## Exercise
Reproduce every entry exactly.

## Records provided
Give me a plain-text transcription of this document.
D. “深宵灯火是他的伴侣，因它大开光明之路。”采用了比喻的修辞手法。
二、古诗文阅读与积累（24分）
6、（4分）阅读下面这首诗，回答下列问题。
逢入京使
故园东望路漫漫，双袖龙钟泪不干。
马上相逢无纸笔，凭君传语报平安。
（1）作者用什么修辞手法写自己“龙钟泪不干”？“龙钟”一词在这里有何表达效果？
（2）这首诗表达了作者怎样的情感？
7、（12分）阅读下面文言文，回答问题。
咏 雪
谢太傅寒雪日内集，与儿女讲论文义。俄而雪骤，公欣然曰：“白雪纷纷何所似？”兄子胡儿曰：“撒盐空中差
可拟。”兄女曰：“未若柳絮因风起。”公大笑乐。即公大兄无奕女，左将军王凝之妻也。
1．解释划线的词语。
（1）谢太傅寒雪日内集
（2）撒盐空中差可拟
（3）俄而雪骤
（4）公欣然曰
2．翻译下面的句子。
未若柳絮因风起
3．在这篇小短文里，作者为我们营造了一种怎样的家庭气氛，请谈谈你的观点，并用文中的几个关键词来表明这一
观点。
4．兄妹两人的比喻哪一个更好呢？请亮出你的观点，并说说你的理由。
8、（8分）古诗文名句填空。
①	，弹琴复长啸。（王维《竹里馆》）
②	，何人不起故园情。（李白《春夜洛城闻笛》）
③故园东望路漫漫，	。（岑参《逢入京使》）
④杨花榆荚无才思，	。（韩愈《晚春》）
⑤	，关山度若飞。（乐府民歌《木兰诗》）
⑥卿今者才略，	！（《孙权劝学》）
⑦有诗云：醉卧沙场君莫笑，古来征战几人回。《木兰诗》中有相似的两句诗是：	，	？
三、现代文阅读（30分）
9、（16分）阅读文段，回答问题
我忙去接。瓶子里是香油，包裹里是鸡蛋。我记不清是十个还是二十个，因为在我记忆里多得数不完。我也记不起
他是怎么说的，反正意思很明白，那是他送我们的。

## Correct result
Give me a plain-text transcription of this document.
D. “深宵灯火是他的伴侣，因它大开光明之路。”采用了比喻的修辞手法。
二、古诗文阅读与积累（24分）
6、（4分）阅读下面这首诗，回答下列问题。
逢入京使
故园东望路漫漫，双袖龙钟泪不干。
马上相逢无纸笔，凭君传语报平安。
（1）作者用什么修辞手法写自己“龙钟泪不干”？“龙钟”一词在这里有何表达效果？
（2）这首诗表达了作者怎样的情感？
7、（12分）阅读下面文言文，回答问题。
咏 雪
谢太傅寒雪日内集，与儿女讲论文义。俄而雪骤，公欣然曰：“白雪纷纷何所似？”兄子胡儿曰：“撒盐空中差
可拟。”兄女曰：“未若柳絮因风起。”公大笑乐。即公大兄无奕女，左将军王凝之妻也。
1．解释划线的词语。
（1）谢太傅寒雪日内集
（2）撒盐空中差可拟
（3）俄而雪骤
（4）公欣然曰
2．翻译下面的句子。
未若柳絮因风起
3．在这篇小短文里，作者为我们营造了一种怎样的家庭气氛，请谈谈你的观点，并用文中的几个关键词来表明这一
观点。
4．兄妹两人的比喻哪一个更好呢？请亮出你的观点，并说说你的理由。
8、（8分）古诗文名句填空。
①	，弹琴复长啸。（王维《竹里馆》）
②	，何人不起故园情。（李白《春夜洛城闻笛》）
③故园东望路漫漫，	。（岑参《逢入京使》）
④杨花榆荚无才思，	。（韩愈《晚春》）
⑤	，关山度若飞。（乐府民歌《木兰诗》）
⑥卿今者才略，	！（《孙权劝学》）
⑦有诗云：醉卧沙场君莫笑，古来征战几人回。《木兰诗》中有相似的两句诗是：	，	？
三、现代文阅读（30分）
9、（16分）阅读文段，回答问题
我忙去接。瓶子里是香油，包裹里是鸡蛋。我记不清是十个还是二十个，因为在我记忆里多得数不完。我也记不起
他是怎么说的，反正意思很明白，那是他送我们的。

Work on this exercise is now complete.